[Excerpts from a layout annotation set]
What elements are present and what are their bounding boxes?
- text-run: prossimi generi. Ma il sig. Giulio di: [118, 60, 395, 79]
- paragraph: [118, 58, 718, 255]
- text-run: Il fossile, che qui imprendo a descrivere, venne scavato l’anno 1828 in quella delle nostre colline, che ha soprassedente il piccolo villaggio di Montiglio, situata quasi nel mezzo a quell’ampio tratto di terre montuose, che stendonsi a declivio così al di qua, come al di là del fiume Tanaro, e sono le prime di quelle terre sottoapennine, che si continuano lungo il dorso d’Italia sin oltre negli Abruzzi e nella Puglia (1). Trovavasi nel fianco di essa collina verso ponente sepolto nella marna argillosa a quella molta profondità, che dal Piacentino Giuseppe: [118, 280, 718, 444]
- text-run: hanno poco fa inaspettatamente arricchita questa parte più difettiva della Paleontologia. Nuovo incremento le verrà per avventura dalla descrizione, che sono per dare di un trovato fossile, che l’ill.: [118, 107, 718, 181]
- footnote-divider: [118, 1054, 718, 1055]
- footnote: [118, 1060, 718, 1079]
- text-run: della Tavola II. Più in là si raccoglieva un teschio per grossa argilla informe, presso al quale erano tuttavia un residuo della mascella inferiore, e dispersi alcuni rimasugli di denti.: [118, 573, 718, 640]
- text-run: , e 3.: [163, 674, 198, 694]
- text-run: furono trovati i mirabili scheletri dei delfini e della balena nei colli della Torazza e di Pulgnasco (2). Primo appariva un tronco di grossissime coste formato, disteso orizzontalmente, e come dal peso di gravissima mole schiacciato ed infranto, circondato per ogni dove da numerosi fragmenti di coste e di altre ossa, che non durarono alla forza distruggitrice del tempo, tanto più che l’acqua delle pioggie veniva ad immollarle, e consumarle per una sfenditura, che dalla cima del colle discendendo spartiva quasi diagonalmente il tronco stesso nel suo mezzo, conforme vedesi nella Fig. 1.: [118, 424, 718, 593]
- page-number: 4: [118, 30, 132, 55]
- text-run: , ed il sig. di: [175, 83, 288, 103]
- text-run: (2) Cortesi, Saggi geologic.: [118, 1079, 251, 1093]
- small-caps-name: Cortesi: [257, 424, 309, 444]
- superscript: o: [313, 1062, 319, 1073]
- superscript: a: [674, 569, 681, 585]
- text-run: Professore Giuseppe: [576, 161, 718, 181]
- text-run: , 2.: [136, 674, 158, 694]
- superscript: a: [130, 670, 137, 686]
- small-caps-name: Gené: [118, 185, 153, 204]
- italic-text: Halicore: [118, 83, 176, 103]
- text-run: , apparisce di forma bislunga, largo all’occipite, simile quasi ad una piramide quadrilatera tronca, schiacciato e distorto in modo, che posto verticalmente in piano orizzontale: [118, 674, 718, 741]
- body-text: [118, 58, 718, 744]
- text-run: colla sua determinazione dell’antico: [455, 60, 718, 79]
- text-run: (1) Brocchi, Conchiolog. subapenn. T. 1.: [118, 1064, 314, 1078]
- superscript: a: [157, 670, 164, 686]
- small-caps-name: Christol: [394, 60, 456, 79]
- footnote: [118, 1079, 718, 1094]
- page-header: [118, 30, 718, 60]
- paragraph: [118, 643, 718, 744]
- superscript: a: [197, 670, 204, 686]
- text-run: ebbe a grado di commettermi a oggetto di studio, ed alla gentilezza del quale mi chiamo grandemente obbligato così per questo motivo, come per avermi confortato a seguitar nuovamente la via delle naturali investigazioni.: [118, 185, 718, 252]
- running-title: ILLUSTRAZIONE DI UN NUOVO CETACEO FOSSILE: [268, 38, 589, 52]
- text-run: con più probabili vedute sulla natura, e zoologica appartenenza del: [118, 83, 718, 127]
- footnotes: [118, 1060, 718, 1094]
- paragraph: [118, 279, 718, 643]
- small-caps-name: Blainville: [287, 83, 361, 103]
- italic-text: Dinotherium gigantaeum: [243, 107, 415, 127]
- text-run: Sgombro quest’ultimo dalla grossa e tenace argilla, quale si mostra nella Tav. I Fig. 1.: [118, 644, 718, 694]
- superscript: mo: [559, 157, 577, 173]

--

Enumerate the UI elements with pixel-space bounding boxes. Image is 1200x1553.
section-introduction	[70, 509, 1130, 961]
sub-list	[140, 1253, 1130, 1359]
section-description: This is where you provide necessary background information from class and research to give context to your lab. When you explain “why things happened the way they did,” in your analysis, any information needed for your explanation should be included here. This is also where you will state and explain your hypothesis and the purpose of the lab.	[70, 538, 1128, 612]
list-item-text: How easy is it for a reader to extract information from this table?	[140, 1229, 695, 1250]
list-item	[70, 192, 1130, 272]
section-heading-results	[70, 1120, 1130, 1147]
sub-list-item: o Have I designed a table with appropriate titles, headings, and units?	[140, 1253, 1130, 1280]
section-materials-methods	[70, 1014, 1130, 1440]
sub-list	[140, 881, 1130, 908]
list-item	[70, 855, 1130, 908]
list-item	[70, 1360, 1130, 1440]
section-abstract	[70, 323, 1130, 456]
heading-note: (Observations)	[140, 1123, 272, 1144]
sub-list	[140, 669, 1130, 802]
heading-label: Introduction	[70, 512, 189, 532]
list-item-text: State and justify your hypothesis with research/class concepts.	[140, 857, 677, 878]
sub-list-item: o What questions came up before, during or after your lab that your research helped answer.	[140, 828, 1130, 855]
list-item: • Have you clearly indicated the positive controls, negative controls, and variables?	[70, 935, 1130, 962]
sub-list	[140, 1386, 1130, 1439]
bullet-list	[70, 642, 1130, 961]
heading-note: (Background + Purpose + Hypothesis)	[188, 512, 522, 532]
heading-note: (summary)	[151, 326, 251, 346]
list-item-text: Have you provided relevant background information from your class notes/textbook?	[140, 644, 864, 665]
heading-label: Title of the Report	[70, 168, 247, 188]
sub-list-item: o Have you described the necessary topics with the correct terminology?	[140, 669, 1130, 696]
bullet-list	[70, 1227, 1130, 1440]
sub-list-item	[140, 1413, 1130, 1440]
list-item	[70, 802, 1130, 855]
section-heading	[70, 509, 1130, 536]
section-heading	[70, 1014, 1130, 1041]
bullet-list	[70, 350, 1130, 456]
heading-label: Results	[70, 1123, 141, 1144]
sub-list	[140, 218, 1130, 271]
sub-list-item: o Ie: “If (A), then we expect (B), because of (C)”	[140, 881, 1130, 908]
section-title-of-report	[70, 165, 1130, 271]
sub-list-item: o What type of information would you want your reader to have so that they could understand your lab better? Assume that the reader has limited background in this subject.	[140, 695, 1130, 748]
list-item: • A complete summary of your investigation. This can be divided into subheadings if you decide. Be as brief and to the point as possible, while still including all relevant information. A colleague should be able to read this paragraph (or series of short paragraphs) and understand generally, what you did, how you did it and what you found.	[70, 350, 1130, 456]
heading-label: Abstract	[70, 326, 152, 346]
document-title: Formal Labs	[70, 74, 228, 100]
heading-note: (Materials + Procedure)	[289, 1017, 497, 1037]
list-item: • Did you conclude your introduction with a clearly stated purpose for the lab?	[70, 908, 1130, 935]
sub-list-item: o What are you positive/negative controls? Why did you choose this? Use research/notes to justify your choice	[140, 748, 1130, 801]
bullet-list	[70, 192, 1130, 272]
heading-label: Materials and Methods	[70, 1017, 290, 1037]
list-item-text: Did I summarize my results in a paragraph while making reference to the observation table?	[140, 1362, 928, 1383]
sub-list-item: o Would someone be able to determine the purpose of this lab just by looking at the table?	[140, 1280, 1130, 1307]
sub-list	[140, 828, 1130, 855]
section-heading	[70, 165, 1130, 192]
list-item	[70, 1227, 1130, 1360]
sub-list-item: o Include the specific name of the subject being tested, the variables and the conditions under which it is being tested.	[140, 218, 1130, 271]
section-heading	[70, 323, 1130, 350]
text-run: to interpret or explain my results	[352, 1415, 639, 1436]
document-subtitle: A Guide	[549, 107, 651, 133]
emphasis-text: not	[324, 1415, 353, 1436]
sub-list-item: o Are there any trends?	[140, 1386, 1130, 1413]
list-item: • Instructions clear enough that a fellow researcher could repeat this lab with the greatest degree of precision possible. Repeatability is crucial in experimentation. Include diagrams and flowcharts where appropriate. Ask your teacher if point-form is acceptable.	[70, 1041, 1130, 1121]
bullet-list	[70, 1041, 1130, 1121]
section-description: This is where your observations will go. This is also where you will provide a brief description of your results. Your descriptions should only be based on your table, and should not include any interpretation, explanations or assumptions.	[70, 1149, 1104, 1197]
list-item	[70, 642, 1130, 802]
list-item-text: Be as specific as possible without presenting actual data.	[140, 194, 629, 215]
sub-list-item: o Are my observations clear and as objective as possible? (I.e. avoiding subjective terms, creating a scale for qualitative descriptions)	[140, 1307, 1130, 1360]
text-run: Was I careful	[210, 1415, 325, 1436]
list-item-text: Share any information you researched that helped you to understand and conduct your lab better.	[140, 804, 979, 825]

■ **EXERCISE DIRECTIONS**
Put the lines of the listing from the line with "Enumerate the UI" up to and including the line with "list-item: • Have" into a Markdown table with the columns Row and Line, leaving out blank lines.

■ **RESPONSE TO THIS TASK**
| Row | Line |
|---|---|
| 1 | Enumerate the UI elements with pixel-space bounding boxes. Image is 1200x1553. |
| 2 | section-introduction	[70, 509, 1130, 961] |
| 3 | sub-list	[140, 1253, 1130, 1359] |
| 4 | section-description: This is where you provide necessary background information from class and research to give context to your lab. When you explain “why things happened the way they did,” in your analysis, any information needed for your explanation should be included here. This is also where you will state and explain your hypothesis and the purpose of the lab.	[70, 538, 1128, 612] |
| 5 | list-item-text: How easy is it for a reader to extract information from this table?	[140, 1229, 695, 1250] |
| 6 | list-item	[70, 192, 1130, 272] |
| 7 | section-heading-results	[70, 1120, 1130, 1147] |
| 8 | sub-list-item: o Have I designed a table with appropriate titles, headings, and units?	[140, 1253, 1130, 1280] |
| 9 | section-materials-methods	[70, 1014, 1130, 1440] |
| 10 | sub-list	[140, 881, 1130, 908] |
| 11 | list-item	[70, 855, 1130, 908] |
| 12 | list-item	[70, 1360, 1130, 1440] |
| 13 | section-abstract	[70, 323, 1130, 456] |
| 14 | heading-note: (Observations)	[140, 1123, 272, 1144] |
| 15 | sub-list	[140, 669, 1130, 802] |
| 16 | heading-label: Introduction	[70, 512, 189, 532] |
| 17 | list-item-text: State and justify your hypothesis with research/class concepts.	[140, 857, 677, 878] |
| 18 | sub-list-item: o What questions came up before, during or after your lab that your research helped answer.	[140, 828, 1130, 855] |
| 19 | list-item: • Have you clearly indicated the positive controls, negative controls, and variables?	[70, 935, 1130, 962] |